__DIRECTION__
Search the records for the word "coefficients" and pick out every line that has it.

__DATA SHOWN__
- - - -

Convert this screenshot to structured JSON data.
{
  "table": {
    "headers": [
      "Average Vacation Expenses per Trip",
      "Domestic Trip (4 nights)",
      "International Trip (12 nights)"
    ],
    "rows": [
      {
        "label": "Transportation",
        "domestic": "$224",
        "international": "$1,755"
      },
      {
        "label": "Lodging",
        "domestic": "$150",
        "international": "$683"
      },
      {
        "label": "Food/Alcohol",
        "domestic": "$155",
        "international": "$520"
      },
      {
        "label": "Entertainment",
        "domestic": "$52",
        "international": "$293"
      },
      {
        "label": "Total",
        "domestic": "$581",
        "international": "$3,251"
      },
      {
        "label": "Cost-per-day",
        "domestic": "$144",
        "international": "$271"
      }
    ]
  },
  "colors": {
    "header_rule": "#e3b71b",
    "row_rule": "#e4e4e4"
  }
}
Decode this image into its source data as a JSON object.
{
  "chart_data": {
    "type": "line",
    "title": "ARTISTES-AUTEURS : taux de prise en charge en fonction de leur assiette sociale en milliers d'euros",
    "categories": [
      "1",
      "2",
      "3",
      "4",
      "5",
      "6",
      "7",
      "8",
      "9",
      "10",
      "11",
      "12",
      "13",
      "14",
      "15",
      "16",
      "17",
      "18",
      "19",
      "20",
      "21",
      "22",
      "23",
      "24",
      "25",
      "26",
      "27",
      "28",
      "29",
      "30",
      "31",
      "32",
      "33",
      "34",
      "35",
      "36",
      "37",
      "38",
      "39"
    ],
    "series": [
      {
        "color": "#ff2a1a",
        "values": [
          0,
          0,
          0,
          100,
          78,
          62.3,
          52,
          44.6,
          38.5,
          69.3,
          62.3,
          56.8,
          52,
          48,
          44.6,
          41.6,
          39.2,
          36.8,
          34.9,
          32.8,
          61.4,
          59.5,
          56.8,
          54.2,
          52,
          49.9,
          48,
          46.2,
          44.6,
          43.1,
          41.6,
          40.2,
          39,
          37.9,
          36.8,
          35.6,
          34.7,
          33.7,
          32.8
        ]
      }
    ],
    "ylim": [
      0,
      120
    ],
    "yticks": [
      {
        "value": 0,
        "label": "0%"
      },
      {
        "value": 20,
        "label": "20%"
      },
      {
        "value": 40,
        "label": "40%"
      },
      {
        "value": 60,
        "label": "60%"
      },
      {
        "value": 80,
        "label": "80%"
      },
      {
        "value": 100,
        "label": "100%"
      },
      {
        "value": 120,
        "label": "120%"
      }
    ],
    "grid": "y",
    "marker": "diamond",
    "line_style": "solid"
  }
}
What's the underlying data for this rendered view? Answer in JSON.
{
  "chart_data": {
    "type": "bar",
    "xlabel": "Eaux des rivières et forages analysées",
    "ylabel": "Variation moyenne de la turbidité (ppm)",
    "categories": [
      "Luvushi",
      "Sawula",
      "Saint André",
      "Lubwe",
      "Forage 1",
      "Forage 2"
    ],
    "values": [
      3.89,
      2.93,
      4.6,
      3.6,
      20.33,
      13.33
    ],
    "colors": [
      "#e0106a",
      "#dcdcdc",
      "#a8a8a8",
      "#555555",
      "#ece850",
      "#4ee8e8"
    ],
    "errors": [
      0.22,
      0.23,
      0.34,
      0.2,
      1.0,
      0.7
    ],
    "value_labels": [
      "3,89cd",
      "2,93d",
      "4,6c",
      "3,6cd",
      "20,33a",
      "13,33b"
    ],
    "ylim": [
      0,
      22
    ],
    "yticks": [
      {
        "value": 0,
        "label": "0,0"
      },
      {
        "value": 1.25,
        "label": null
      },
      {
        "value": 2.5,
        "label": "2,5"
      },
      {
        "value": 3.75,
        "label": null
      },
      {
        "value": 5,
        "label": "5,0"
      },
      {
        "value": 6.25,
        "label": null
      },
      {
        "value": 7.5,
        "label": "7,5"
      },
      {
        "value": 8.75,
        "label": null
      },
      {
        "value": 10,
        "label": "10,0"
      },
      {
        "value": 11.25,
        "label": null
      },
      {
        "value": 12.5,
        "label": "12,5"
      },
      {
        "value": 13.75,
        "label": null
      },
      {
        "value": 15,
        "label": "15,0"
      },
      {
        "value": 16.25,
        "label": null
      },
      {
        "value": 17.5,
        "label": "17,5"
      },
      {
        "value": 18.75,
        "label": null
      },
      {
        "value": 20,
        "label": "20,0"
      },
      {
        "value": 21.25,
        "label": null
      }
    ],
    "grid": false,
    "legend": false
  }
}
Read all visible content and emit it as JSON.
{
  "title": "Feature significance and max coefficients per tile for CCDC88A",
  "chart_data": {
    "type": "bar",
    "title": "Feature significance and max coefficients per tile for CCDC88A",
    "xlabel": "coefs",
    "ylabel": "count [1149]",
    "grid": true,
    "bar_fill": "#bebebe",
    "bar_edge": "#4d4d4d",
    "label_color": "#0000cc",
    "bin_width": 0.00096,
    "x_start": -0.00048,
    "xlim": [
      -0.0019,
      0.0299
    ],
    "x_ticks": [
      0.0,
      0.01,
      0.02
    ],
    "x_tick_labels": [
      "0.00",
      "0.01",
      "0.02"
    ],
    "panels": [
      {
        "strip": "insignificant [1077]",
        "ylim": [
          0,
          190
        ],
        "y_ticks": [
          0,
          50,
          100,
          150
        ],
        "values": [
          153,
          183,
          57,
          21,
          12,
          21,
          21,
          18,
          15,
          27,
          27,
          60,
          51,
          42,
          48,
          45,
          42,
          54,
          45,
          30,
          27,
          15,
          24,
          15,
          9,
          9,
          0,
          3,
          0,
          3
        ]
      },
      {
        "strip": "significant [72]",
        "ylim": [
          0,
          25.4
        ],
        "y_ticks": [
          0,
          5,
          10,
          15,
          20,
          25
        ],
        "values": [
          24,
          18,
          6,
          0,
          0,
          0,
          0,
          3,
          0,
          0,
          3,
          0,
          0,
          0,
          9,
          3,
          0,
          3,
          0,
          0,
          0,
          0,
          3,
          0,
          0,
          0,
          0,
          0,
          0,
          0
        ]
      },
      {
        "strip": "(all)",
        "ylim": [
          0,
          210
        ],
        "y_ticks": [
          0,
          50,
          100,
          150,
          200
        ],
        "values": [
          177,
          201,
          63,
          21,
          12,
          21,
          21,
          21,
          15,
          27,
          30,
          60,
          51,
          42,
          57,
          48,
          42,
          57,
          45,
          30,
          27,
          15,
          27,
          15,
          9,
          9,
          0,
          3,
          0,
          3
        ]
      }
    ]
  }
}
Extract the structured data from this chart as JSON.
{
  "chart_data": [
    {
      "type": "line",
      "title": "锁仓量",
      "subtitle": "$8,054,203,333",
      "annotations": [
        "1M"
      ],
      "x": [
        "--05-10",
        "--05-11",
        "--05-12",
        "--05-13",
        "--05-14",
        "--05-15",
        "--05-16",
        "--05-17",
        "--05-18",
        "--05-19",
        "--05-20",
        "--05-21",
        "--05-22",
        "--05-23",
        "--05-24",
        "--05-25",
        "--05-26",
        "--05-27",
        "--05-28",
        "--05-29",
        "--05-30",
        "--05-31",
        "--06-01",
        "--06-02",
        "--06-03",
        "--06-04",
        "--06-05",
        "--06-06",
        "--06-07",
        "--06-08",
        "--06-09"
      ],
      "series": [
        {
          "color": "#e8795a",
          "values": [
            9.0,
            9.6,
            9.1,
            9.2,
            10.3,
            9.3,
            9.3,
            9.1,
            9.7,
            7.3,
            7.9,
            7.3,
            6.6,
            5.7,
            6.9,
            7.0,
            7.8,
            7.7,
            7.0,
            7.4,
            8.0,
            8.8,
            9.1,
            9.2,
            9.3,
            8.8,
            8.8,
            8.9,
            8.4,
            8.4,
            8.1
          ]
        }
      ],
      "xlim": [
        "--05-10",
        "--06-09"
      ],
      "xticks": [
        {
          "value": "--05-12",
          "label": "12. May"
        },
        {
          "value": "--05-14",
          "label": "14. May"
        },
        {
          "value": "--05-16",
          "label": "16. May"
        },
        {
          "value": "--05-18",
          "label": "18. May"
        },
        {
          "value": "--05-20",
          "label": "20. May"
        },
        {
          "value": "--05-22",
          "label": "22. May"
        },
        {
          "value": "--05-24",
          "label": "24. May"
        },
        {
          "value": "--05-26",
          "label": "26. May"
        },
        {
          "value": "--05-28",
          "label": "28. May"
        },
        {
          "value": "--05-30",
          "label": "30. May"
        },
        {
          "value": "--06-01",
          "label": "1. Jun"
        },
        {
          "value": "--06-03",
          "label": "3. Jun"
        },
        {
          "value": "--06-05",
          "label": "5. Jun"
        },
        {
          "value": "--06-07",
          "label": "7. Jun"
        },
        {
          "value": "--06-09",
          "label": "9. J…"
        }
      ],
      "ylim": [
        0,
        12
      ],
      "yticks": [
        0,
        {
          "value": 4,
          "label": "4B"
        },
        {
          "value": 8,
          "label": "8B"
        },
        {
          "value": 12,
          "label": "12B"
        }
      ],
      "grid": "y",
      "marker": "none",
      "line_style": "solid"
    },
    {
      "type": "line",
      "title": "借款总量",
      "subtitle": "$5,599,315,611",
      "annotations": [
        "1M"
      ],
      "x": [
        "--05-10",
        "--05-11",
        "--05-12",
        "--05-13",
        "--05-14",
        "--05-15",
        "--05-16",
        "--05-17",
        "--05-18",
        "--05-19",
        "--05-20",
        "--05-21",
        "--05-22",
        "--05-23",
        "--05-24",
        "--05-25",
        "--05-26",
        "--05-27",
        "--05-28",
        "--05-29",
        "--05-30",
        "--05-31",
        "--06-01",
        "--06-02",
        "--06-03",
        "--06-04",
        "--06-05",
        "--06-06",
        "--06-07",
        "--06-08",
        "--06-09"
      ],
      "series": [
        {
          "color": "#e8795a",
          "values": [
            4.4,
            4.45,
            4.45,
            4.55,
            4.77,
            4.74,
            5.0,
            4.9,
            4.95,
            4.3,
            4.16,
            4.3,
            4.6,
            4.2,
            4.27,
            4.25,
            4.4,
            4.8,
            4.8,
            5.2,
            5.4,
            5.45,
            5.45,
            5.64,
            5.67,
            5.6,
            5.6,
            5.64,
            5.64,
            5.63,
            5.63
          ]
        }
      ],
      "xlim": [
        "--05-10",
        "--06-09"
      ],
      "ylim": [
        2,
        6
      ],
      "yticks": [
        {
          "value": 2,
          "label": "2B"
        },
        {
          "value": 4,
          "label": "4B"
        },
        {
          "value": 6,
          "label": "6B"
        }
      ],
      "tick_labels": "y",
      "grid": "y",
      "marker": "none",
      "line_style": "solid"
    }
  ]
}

- - - -

__EXERCISE RESULT__
  "title": "Feature significance and max coefficients per tile for CCDC88A",
    "title": "Feature significance and max coefficients per tile for CCDC88A",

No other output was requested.